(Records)
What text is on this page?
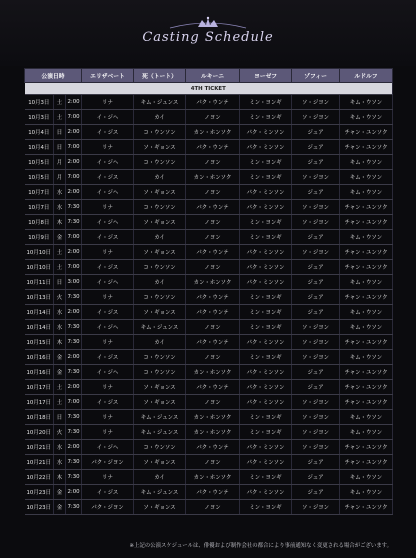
Casting Schedule
公演日時			エリザベート	死（トート）	ルキーニ	ヨーゼフ	ゾフィー	ルドルフ
4TH TICKET								
10月3日	土	2:00	リナ	キム・ジュンス	パク・ウンテ	ミン・ヨンギ	ソ・ジヨン	キム・ウソン
10月3日	土	7:00	イ・ジヘ	カイ	ノヨン	ミン・ヨンギ	ソ・ジヨン	キム・ウソン
10月4日	日	2:00	イ・ジス	コ・ウンソン	カン・ホンソク	パク・ミンソン	ジュア	チャン・ユンソク
10月4日	日	7:00	リナ	ソ・ギョンス	パク・ウンテ	パク・ミンソン	ジュア	チャン・ユンソク
10月5日	月	2:00	イ・ジヘ	コ・ウンソン	ノヨン	ミン・ヨンギ	ジュア	キム・ウソン
10月5日	月	7:00	イ・ジス	カイ	カン・ホンソク	ミン・ヨンギ	ソ・ジヨン	キム・ウソン
10月7日	水	2:00	イ・ジヘ	ソ・ギョンス	ノヨン	パク・ミンソン	ジュア	キム・ウソン
10月7日	水	7:30	リナ	コ・ウンソン	パク・ウンテ	パク・ミンソン	ソ・ジヨン	チャン・ユンソク
10月8日	木	7:30	イ・ジヘ	ソ・ギョンス	ノヨン	ミン・ヨンギ	ソ・ジヨン	チャン・ユンソク
10月9日	金	7:00	イ・ジス	カイ	ノヨン	ミン・ヨンギ	ジュア	キム・ウソン
10月10日	土	2:00	リナ	ソ・ギョンス	パク・ウンテ	パク・ミンソン	ソ・ジヨン	チャン・ユンソク
10月10日	土	7:00	イ・ジス	コ・ウンソン	ノヨン	パク・ミンソン	ジュア	チャン・ユンソク
10月11日	日	3:00	イ・ジヘ	カイ	カン・ホンソク	パク・ミンソン	ジュア	キム・ウソン
10月13日	火	7:30	リナ	コ・ウンソン	パク・ウンテ	ミン・ヨンギ	ジュア	チャン・ユンソク
10月14日	水	2:00	イ・ジス	ソ・ギョンス	パク・ウンテ	ミン・ヨンギ	ジュア	キム・ウソン
10月14日	水	7:30	イ・ジヘ	キム・ジュンス	ノヨン	ミン・ヨンギ	ソ・ジヨン	キム・ウソン
10月15日	木	7:30	リナ	カイ	パク・ウンテ	パク・ミンソン	ソ・ジヨン	チャン・ユンソク
10月16日	金	2:00	イ・ジス	コ・ウンソン	ノヨン	ミン・ヨンギ	ソ・ジヨン	キム・ウソン
10月16日	金	7:30	イ・ジヘ	コ・ウンソン	カン・ホンソク	パク・ミンソン	ジュア	チャン・ユンソク
10月17日	土	2:00	リナ	ソ・ギョンス	パク・ウンテ	パク・ミンソン	ジュア	チャン・ユンソク
10月17日	土	7:00	イ・ジス	ソ・ギョンス	ノヨン	パク・ミンソン	ソ・ジヨン	チャン・ユンソク
10月18日	日	7:30	リナ	キム・ジュンス	カン・ホンソク	ミン・ヨンギ	ソ・ジヨン	キム・ウソン
10月20日	火	7:30	リナ	キム・ジュンス	カン・ホンソク	ミン・ヨンギ	ソ・ジヨン	キム・ウソン
10月21日	水	2:00	イ・ジヘ	コ・ウンソン	パク・ウンテ	パク・ミンソン	ソ・ジヨン	チャン・ユンソク
10月21日	水	7:30	パク・ジヨン	ソ・ギョンス	ノヨン	パク・ミンソン	ジュア	チャン・ユンソク
10月22日	木	7:30	リナ	カイ	カン・ホンソク	ミン・ヨンギ	ジュア	キム・ウソン
10月23日	金	2:00	イ・ジス	キム・ジュンス	パク・ウンテ	パク・ミンソン	ジュア	キム・ウソン
10月23日	金	7:30	パク・ジヨン	ソ・ギョンス	ノヨン	ミン・ヨンギ	ソ・ジヨン	チャン・ユンソク
※上記の公演スケジュールは、俳優および制作会社の都合により事前通知なく変更される場合がございます。
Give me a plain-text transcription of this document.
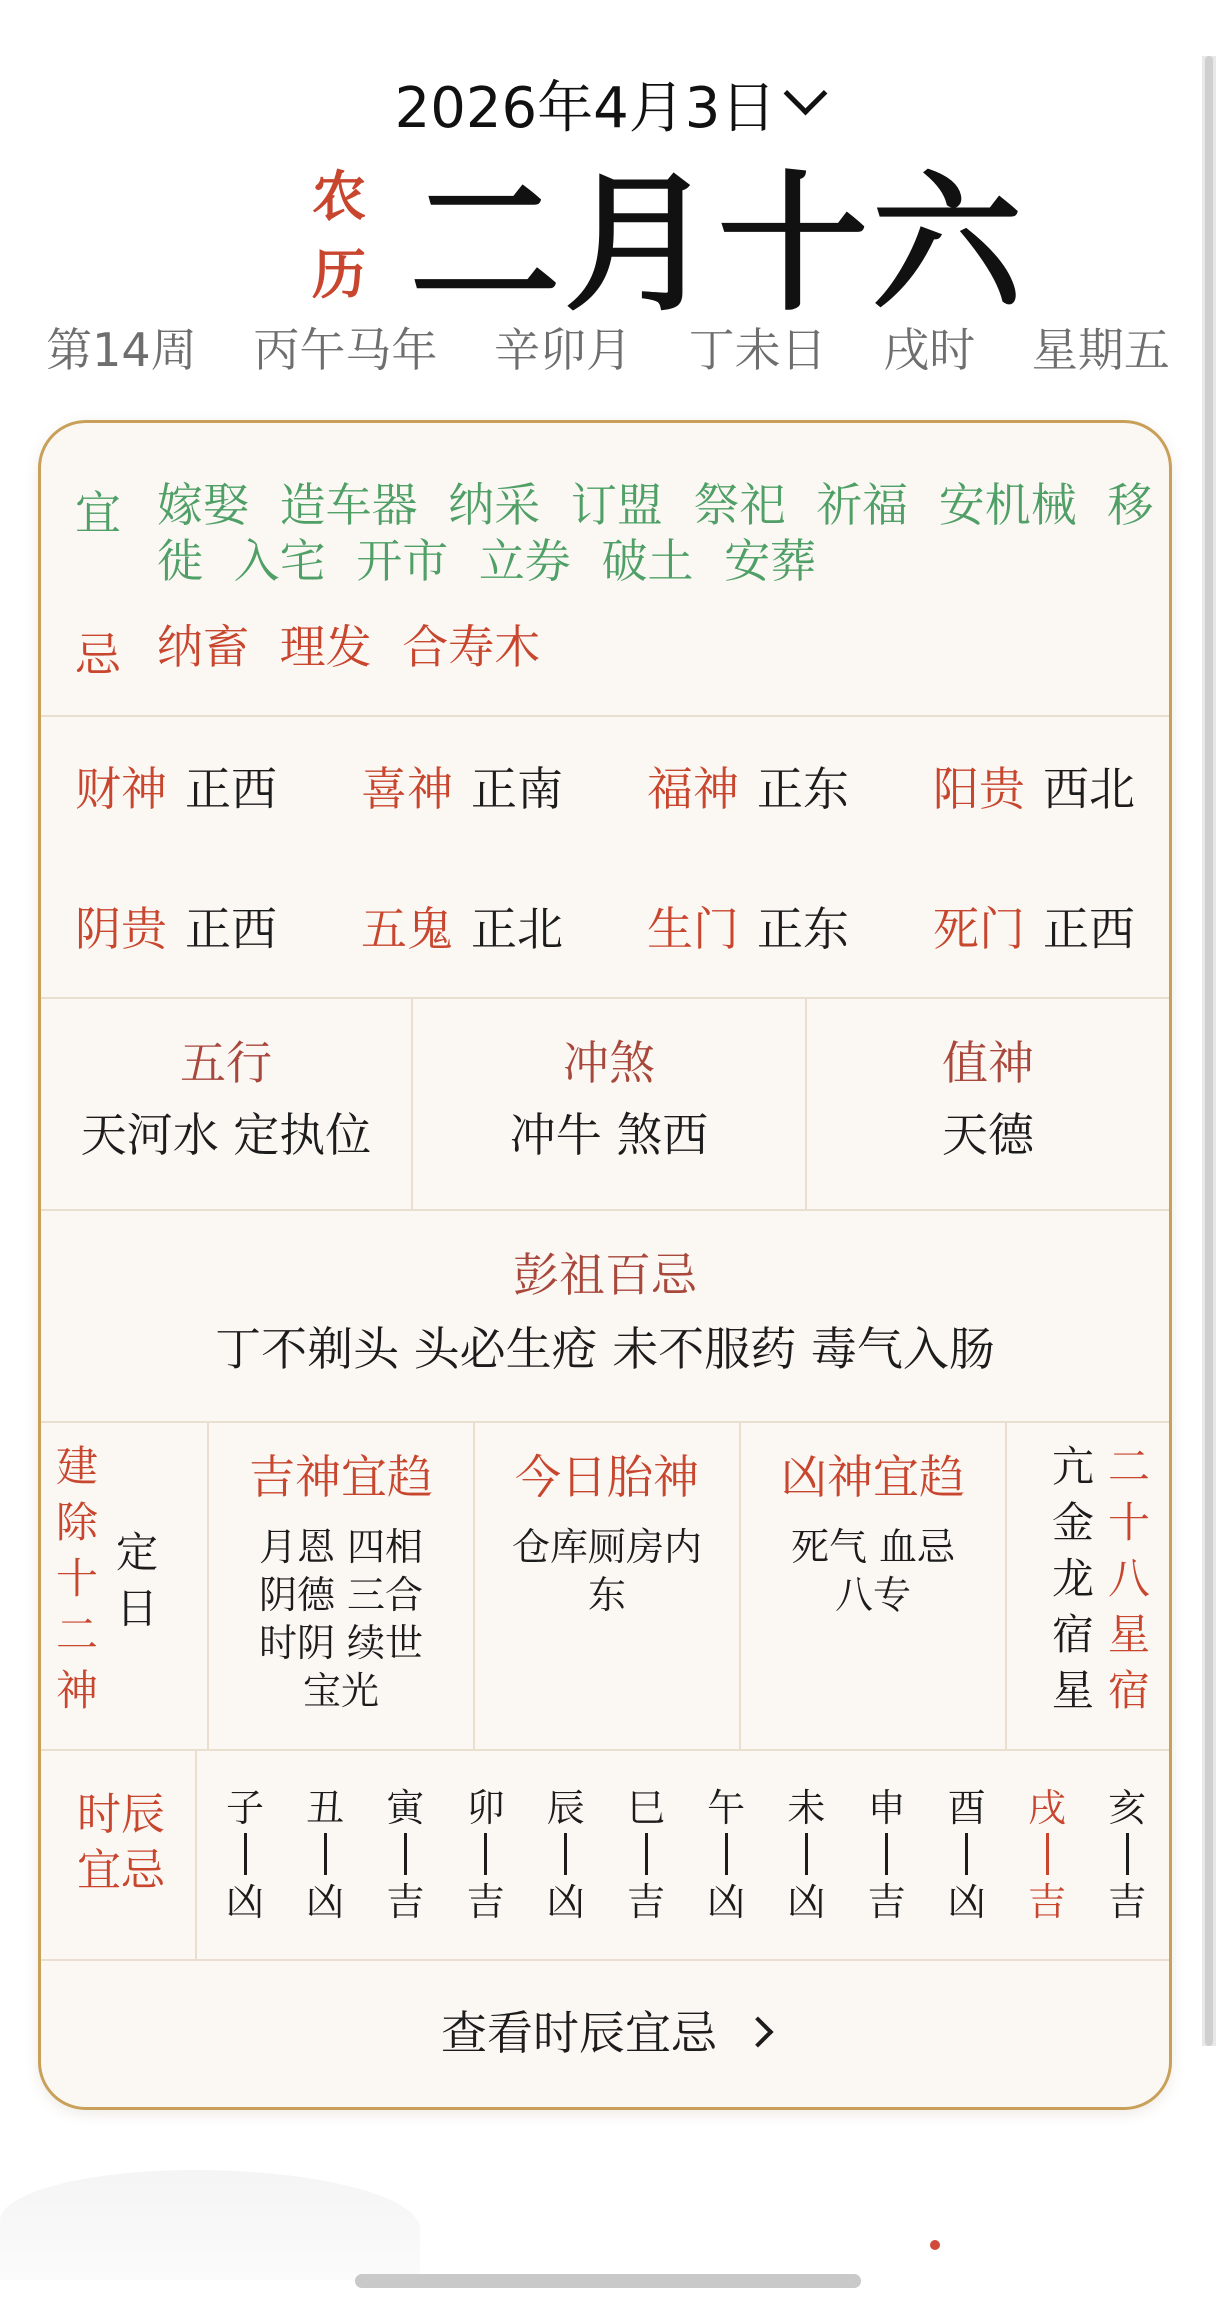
2026年4月3日
农
历 二月十六
第14周 丙午马年 辛卯月 丁未日 戌时 星期五
宜 嫁娶 造车器 纳采 订盟 祭祀 祈福 安机械 移徙 入宅 开市 立券 破土 安葬
忌 纳畜 理发 合寿木
财神 正西 喜神 正南 福神 正东 阳贵 西北
阴贵 正西 五鬼 正北 生门 正东 死门 正西
五行
天河水 定执位
冲煞
冲牛 煞西
值神
天德
彭祖百忌
丁不剃头 头必生疮 未不服药 毒气入肠
建除十二神
定日
吉神宜趋
月恩 四相
阴德 三合
时阴 续世
宝光
今日胎神
仓库厕房内
东
凶神宜趋
死气 血忌
八专
亢金龙宿星
二十八星宿
时辰宜忌
子
凶
丑
凶
寅
吉
卯
吉
辰
凶
巳
吉
午
凶
未
凶
申
吉
酉
凶
戌
吉
亥
吉
查看时辰宜忌
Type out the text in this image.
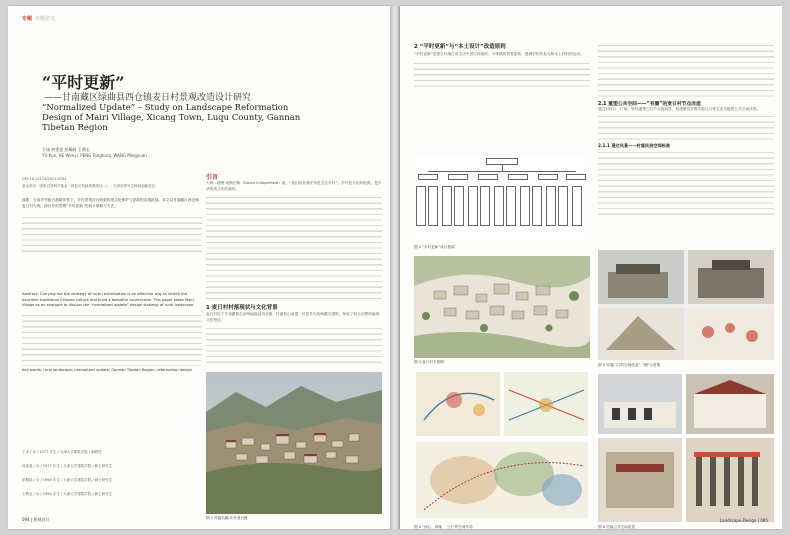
专题 专题论文
“平时更新”
——甘南藏区绿曲县西仓镇麦日村景观改造设计研究
“Normalized Update” – Study on Landscape Reformation Design of Mairi Village, Xicang Town, Luqu County, Gannan Tibetan Region
于冰 何雯意 彭桐同 王萌玉
YU Kun, HE Wenyi, PENG Tongtong, WANG Mingyuan
DOI 10.12174/2021.0704
基金项目：国家自然科学基金（绿色可持续景观项目…）；天津市研究生科研创新项目
摘要：当前乡村振兴战略背景下，乡村景观设计面临传统文化保护与更新的双重挑战。本文以甘南藏区西仓镇麦日村为例，探讨乡村景观“平时更新”的设计策略与方法。
Abstract: Carrying out the strategy of rural revitalization is an effective way to inherit the excellent traditional Chinese culture and build a beautiful countryside. This paper takes Mairi Village as an example to discuss the “normalized update” design strategy of rural landscape.
Key words: rural landscape; normalized update; Gannan Tibetan Region; reformation design
于冰 / 女 / 1977 年生 / 天津大学建筑学院 / 副教授
何雯意 / 女 / 1977 年生 / 天津大学建筑学院 / 硕士研究生
彭桐同 / 女 / 1994 年生 / 天津大学建筑学院 / 硕士研究生
王萌玉 / 女 / 1994 年生 / 天津大学建筑学院 / 硕士研究生
引言
大师…德鲁·切斯伯格（David Chipperfield）说，“我们的首要任务是关注乡村”。乡村是文化的根源，是中华传统文化的载体。
1 麦日村村落现状与文化背景
麦日村位于甘南藏族自治州碌曲县西仓镇，村落依山而建，民居多为传统藏式建筑，保留了较为完整的地域文化特征。
图 1 村落鸟瞰 ©作者自摄
094 | 景观设计
2 “平时更新”与“本土设计”改造原则
“平时更新”是指在村落日常生活中进行持续的、小规模的景观更新，强调村民的参与和本土材料的运用。
图 2 “平时更新”设计框架
图 3 麦日村平面图
图 4 “两心、两轴、三区”的空间布局
2.1 重塑公共空间——“有圈”的麦日村节点改造
通过对村口、广场、转经道等公共节点的改造，构建兼具宗教功能与日常生活功能的公共空间体系。
2.1.1 通过风景——村落民居空间标准
图 5 村落门口的空间改造“一圈”示意图
图 6 村落公共空间改造
Landscape Design | 095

Task requirements: Repeat the material above in full and exactly, omitting the pictures.

Exercise result:
What text is on this page?
Casting Schedule
公演日時			エリザベート	死（トート）	ルキーニ	ヨーゼフ	ゾフィー	ルドルフ
4TH TICKET								
10月3日	土	2:00	リナ	キム・ジュンス	パク・ウンテ	ミン・ヨンギ	ソ・ジヨン	キム・ウソン
10月3日	土	7:00	イ・ジヘ	カイ	ノヨン	ミン・ヨンギ	ソ・ジヨン	キム・ウソン
10月4日	日	2:00	イ・ジス	コ・ウンソン	カン・ホンソク	パク・ミンソン	ジュア	チャン・ユンソク
10月4日	日	7:00	リナ	ソ・ギョンス	パク・ウンテ	パク・ミンソン	ジュア	チャン・ユンソク
10月5日	月	2:00	イ・ジヘ	コ・ウンソン	ノヨン	ミン・ヨンギ	ジュア	キム・ウソン
10月5日	月	7:00	イ・ジス	カイ	カン・ホンソク	ミン・ヨンギ	ソ・ジヨン	キム・ウソン
10月7日	水	2:00	イ・ジヘ	ソ・ギョンス	ノヨン	パク・ミンソン	ジュア	キム・ウソン
10月7日	水	7:30	リナ	コ・ウンソン	パク・ウンテ	パク・ミンソン	ソ・ジヨン	チャン・ユンソク
10月8日	木	7:30	イ・ジヘ	ソ・ギョンス	ノヨン	ミン・ヨンギ	ソ・ジヨン	チャン・ユンソク
10月9日	金	7:00	イ・ジス	カイ	ノヨン	ミン・ヨンギ	ジュア	キム・ウソン
10月10日	土	2:00	リナ	ソ・ギョンス	パク・ウンテ	パク・ミンソン	ソ・ジヨン	チャン・ユンソク
10月10日	土	7:00	イ・ジス	コ・ウンソン	ノヨン	パク・ミンソン	ジュア	チャン・ユンソク
10月11日	日	3:00	イ・ジヘ	カイ	カン・ホンソク	パク・ミンソン	ジュア	キム・ウソン
10月13日	火	7:30	リナ	コ・ウンソン	パク・ウンテ	ミン・ヨンギ	ジュア	チャン・ユンソク
10月14日	水	2:00	イ・ジス	ソ・ギョンス	パク・ウンテ	ミン・ヨンギ	ジュア	キム・ウソン
10月14日	水	7:30	イ・ジヘ	キム・ジュンス	ノヨン	ミン・ヨンギ	ソ・ジヨン	キム・ウソン
10月15日	木	7:30	リナ	カイ	パク・ウンテ	パク・ミンソン	ソ・ジヨン	チャン・ユンソク
10月16日	金	2:00	イ・ジス	コ・ウンソン	ノヨン	ミン・ヨンギ	ソ・ジヨン	キム・ウソン
10月16日	金	7:30	イ・ジヘ	コ・ウンソン	カン・ホンソク	パク・ミンソン	ジュア	チャン・ユンソク
10月17日	土	2:00	リナ	ソ・ギョンス	パク・ウンテ	パク・ミンソン	ジュア	チャン・ユンソク
10月17日	土	7:00	イ・ジス	ソ・ギョンス	ノヨン	パク・ミンソン	ソ・ジヨン	チャン・ユンソク
10月18日	日	7:30	リナ	キム・ジュンス	カン・ホンソク	ミン・ヨンギ	ソ・ジヨン	キム・ウソン
10月20日	火	7:30	リナ	キム・ジュンス	カン・ホンソク	ミン・ヨンギ	ソ・ジヨン	キム・ウソン
10月21日	水	2:00	イ・ジヘ	コ・ウンソン	パク・ウンテ	パク・ミンソン	ソ・ジヨン	チャン・ユンソク
10月21日	水	7:30	パク・ジヨン	ソ・ギョンス	ノヨン	パク・ミンソン	ジュア	チャン・ユンソク
10月22日	木	7:30	リナ	カイ	カン・ホンソク	ミン・ヨンギ	ジュア	キム・ウソン
10月23日	金	2:00	イ・ジス	キム・ジュンス	パク・ウンテ	パク・ミンソン	ジュア	キム・ウソン
10月23日	金	7:30	パク・ジヨン	ソ・ギョンス	ノヨン	ミン・ヨンギ	ソ・ジヨン	チャン・ユンソク
※上記の公演スケジュールは、俳優および制作会社の都合により事前通知なく変更される場合がございます。
Give me a plain-text transcription of this document.
2026年4月3日
农
历 二月十六
第14周 丙午马年 辛卯月 丁未日 戌时 星期五
宜 嫁娶 造车器 纳采 订盟 祭祀 祈福 安机械 移徙 入宅 开市 立券 破土 安葬
忌 纳畜 理发 合寿木
财神 正西 喜神 正南 福神 正东 阳贵 西北
阴贵 正西 五鬼 正北 生门 正东 死门 正西
五行
天河水 定执位
冲煞
冲牛 煞西
值神
天德
彭祖百忌
丁不剃头 头必生疮 未不服药 毒气入肠
建除十二神
定日
吉神宜趋
月恩 四相
阴德 三合
时阴 续世
宝光
今日胎神
仓库厕房内
东
凶神宜趋
死气 血忌
八专
亢金龙宿星
二十八星宿
时辰宜忌
子
凶
丑
凶
寅
吉
卯
吉
辰
凶
巳
吉
午
凶
未
凶
申
吉
酉
凶
戌
吉
亥
吉
查看时辰宜忌
Type out the text in this image.
专题 专题论文
“平时更新”
——甘南藏区绿曲县西仓镇麦日村景观改造设计研究
“Normalized Update” – Study on Landscape Reformation Design of Mairi Village, Xicang Town, Luqu County, Gannan Tibetan Region
于冰 何雯意 彭桐同 王萌玉
YU Kun, HE Wenyi, PENG Tongtong, WANG Mingyuan
DOI 10.12174/2021.0704
基金项目：国家自然科学基金（绿色可持续景观项目…）；天津市研究生科研创新项目
摘要：当前乡村振兴战略背景下，乡村景观设计面临传统文化保护与更新的双重挑战。本文以甘南藏区西仓镇麦日村为例，探讨乡村景观“平时更新”的设计策略与方法。
Abstract: Carrying out the strategy of rural revitalization is an effective way to inherit the excellent traditional Chinese culture and build a beautiful countryside. This paper takes Mairi Village as an example to discuss the “normalized update” design strategy of rural landscape.
Key words: rural landscape; normalized update; Gannan Tibetan Region; reformation design
于冰 / 女 / 1977 年生 / 天津大学建筑学院 / 副教授
何雯意 / 女 / 1977 年生 / 天津大学建筑学院 / 硕士研究生
彭桐同 / 女 / 1994 年生 / 天津大学建筑学院 / 硕士研究生
王萌玉 / 女 / 1994 年生 / 天津大学建筑学院 / 硕士研究生
引言
大师…德鲁·切斯伯格（David Chipperfield）说，“我们的首要任务是关注乡村”。乡村是文化的根源，是中华传统文化的载体。
1 麦日村村落现状与文化背景
麦日村位于甘南藏族自治州碌曲县西仓镇，村落依山而建，民居多为传统藏式建筑，保留了较为完整的地域文化特征。
图 1 村落鸟瞰 ©作者自摄
094 | 景观设计
2 “平时更新”与“本土设计”改造原则
“平时更新”是指在村落日常生活中进行持续的、小规模的景观更新，强调村民的参与和本土材料的运用。
图 2 “平时更新”设计框架
图 3 麦日村平面图
图 4 “两心、两轴、三区”的空间布局
2.1 重塑公共空间——“有圈”的麦日村节点改造
通过对村口、广场、转经道等公共节点的改造，构建兼具宗教功能与日常生活功能的公共空间体系。
2.1.1 通过风景——村落民居空间标准
图 5 村落门口的空间改造“一圈”示意图
图 6 村落公共空间改造
Landscape Design | 095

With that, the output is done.